#### TO BE DONE
Check each line below for the word "label" and give the number of lines that have it, nothing more.

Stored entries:
· · · · ·
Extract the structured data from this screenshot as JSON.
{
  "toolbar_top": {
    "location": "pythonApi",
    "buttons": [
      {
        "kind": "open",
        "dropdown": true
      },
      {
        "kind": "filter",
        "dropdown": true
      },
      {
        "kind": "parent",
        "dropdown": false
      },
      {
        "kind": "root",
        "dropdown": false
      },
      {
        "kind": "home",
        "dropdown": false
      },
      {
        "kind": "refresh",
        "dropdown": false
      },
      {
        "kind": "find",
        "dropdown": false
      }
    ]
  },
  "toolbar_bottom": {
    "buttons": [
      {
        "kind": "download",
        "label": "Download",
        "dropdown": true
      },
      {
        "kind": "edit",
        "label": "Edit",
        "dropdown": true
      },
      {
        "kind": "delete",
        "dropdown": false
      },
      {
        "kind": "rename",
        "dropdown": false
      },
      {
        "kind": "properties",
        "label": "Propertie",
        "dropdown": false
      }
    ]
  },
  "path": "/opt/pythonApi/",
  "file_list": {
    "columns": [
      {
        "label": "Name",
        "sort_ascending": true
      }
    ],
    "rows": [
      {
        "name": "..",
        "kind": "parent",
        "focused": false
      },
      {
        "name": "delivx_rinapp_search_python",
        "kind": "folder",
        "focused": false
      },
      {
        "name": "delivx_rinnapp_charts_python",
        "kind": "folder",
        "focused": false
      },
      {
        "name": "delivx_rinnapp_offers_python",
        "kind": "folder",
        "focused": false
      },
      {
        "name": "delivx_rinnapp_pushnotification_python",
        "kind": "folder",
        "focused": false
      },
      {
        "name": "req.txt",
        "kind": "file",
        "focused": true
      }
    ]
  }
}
· · · · ·
#### TASK RESULT
4